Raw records
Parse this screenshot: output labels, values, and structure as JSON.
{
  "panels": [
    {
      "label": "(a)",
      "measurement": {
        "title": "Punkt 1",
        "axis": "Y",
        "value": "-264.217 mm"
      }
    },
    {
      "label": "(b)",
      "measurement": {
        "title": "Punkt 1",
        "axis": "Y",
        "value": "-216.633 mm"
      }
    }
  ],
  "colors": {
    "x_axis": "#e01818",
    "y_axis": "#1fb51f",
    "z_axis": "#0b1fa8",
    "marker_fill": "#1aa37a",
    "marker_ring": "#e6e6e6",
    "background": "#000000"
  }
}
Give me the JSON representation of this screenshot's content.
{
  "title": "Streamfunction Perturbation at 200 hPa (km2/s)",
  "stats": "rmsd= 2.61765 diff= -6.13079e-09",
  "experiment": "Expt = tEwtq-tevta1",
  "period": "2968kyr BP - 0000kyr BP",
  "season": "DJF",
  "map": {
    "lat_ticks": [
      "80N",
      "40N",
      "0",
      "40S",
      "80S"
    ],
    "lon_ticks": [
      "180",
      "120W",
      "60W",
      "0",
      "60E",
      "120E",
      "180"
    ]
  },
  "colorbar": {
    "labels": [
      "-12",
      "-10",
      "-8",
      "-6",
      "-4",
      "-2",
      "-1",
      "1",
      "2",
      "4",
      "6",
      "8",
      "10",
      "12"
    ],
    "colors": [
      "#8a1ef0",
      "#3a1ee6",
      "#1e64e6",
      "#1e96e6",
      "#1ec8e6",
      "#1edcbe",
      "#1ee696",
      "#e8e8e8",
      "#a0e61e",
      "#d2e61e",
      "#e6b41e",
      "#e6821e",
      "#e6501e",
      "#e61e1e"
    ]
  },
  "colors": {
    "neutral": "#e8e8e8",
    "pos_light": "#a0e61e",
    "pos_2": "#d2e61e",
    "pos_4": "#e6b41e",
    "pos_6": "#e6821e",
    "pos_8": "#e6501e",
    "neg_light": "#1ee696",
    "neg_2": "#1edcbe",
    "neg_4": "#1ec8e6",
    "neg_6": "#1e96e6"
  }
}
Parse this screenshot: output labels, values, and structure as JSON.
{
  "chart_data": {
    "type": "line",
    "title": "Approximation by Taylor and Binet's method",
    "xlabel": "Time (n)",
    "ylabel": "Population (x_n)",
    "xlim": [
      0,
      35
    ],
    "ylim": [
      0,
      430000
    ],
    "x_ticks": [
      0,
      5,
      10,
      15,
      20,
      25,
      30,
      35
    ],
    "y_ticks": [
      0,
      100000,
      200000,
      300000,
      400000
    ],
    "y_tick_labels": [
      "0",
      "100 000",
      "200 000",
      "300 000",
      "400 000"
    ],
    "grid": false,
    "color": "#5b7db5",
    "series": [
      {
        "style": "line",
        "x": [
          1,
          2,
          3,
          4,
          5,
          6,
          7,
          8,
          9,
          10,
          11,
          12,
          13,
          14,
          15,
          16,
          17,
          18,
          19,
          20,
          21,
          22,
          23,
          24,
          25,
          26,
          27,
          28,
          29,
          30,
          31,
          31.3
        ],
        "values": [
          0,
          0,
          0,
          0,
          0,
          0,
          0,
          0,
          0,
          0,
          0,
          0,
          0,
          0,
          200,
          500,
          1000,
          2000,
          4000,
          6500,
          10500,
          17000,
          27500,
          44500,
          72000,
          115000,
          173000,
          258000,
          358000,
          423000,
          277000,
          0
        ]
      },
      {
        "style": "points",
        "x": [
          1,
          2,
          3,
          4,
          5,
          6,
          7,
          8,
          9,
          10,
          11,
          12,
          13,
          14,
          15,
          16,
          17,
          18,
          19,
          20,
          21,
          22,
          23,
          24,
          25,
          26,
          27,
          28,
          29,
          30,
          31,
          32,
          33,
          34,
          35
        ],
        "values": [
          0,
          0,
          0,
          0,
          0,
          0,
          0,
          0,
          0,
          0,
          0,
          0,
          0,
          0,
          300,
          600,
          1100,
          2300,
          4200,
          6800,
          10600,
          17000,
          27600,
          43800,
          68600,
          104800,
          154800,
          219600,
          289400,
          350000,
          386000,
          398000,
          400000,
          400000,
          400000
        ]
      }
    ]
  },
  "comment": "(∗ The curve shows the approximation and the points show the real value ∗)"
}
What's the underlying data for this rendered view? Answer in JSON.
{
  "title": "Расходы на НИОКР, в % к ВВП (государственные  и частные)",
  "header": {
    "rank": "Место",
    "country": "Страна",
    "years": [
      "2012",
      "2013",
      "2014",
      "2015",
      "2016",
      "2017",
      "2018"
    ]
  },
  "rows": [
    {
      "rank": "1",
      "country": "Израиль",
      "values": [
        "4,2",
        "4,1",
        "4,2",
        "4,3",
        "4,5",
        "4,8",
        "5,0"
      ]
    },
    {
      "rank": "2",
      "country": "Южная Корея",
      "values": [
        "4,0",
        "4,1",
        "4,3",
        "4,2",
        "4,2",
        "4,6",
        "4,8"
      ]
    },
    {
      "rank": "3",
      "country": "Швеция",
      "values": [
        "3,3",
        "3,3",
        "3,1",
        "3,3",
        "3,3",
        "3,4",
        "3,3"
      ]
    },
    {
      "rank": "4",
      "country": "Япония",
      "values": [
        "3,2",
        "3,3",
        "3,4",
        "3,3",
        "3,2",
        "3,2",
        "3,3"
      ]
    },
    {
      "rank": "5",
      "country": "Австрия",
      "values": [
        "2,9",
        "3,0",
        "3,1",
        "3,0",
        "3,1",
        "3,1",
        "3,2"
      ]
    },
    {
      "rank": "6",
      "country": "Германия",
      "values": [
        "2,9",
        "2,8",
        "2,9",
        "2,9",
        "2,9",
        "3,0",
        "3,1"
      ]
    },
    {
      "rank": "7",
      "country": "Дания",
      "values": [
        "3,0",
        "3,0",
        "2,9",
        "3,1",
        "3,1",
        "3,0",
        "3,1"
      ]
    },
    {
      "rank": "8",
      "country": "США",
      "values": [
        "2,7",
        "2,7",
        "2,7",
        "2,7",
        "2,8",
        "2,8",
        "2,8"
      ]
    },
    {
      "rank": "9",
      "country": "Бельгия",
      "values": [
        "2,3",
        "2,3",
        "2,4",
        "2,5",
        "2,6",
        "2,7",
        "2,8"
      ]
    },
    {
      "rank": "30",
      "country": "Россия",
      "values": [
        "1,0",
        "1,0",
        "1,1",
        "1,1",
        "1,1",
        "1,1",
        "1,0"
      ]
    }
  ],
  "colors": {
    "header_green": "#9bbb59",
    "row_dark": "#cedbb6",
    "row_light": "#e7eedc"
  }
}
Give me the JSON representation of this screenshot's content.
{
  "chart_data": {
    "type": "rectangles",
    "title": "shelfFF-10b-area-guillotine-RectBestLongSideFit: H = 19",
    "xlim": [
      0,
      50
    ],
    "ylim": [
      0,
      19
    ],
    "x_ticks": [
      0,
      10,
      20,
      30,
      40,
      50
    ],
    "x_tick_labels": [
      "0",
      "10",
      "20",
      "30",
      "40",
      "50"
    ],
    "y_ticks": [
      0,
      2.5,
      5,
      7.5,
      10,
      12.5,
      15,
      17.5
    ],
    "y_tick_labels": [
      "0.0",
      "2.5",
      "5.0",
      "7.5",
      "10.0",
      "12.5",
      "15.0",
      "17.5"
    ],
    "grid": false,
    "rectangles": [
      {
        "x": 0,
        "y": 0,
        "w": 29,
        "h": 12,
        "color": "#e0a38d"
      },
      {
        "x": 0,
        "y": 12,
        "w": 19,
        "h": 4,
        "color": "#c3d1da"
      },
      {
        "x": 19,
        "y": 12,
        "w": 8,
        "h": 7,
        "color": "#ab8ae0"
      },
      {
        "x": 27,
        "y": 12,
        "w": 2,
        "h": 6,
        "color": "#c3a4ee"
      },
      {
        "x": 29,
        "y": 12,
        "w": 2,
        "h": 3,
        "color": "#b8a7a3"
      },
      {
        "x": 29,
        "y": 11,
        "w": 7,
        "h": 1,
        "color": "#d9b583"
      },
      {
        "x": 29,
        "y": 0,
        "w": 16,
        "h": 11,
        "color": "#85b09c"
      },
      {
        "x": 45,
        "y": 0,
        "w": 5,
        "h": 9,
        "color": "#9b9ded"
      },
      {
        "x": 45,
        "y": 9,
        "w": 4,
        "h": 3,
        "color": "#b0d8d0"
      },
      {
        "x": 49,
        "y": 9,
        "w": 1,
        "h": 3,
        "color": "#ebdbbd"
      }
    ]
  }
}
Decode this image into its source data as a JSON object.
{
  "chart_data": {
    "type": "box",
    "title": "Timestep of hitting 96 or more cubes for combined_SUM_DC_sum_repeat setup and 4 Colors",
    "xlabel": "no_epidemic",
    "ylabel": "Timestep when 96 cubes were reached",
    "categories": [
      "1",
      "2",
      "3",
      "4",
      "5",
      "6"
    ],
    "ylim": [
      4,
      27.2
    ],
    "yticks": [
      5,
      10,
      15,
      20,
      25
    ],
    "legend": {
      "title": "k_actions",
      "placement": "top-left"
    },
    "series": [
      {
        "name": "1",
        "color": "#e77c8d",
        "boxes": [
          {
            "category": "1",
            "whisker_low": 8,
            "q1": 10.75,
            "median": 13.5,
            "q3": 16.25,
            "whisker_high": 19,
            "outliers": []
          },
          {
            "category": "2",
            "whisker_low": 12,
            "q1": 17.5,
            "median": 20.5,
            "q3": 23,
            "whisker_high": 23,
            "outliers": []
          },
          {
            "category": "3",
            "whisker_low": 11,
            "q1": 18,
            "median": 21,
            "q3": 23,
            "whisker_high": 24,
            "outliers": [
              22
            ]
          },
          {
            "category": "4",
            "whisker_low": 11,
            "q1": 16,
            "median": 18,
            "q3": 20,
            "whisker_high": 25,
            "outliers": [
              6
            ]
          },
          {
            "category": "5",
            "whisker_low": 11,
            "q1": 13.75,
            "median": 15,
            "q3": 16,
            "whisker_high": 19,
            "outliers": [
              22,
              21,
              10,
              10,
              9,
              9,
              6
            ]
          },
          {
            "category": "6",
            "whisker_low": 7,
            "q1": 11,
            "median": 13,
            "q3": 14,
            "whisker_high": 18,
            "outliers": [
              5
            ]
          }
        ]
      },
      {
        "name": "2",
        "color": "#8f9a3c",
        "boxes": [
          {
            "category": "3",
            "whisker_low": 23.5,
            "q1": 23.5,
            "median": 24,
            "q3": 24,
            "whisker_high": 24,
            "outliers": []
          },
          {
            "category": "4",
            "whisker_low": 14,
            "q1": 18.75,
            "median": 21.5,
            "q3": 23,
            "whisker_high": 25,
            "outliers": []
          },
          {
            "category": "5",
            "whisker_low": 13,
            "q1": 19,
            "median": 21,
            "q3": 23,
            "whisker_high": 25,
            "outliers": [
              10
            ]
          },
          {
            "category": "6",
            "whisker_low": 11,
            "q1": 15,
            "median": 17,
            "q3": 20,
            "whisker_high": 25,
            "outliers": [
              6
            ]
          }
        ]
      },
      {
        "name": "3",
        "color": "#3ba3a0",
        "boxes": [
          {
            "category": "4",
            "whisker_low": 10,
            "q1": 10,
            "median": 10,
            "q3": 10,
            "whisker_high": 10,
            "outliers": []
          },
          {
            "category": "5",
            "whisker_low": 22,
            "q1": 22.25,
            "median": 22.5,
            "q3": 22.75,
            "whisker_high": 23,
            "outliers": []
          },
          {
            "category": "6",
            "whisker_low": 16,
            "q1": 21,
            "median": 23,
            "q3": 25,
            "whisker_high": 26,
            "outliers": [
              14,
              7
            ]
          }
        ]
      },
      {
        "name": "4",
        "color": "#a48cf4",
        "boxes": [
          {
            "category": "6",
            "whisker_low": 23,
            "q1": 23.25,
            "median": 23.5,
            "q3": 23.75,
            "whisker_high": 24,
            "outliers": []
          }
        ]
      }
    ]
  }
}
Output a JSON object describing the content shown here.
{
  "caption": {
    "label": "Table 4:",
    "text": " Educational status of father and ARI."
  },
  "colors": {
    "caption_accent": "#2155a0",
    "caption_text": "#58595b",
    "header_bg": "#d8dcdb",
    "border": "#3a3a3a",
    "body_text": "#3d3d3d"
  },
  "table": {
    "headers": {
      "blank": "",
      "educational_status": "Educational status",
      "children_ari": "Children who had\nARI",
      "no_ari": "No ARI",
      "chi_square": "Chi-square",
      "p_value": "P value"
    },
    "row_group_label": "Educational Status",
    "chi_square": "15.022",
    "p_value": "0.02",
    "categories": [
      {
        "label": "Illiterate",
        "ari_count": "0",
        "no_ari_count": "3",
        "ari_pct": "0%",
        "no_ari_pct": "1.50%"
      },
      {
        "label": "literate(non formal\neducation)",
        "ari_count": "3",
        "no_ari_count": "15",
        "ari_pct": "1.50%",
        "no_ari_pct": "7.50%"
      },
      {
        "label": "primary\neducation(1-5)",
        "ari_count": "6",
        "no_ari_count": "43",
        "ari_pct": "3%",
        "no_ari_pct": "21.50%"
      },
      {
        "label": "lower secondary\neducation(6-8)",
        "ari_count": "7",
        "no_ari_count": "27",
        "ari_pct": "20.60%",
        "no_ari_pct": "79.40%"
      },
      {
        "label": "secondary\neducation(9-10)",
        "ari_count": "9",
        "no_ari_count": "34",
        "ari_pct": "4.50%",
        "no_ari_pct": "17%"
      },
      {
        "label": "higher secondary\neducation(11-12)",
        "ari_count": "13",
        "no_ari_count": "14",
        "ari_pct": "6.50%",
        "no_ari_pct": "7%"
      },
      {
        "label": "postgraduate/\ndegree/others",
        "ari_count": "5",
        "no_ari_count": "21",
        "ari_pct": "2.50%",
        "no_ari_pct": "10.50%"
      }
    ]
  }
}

# [Work instructions]
Show all lines from the listing above in which "title" appears.

# [Solution for this exercise]
        "title": "Punkt 1",
        "title": "Punkt 1",
  "title": "Streamfunction Perturbation at 200 hPa (km2/s)",
    "title": "Approximation by Taylor and Binet's method",
  "title": "Расходы на НИОКР, в % к ВВП (государственные  и частные)",
    "title": "shelfFF-10b-area-guillotine-RectBestLongSideFit: H = 19",
    "title": "Timestep of hitting 96 or more cubes for combined_SUM_DC_sum_repeat setup and 4 Colors",
      "title": "k_actions",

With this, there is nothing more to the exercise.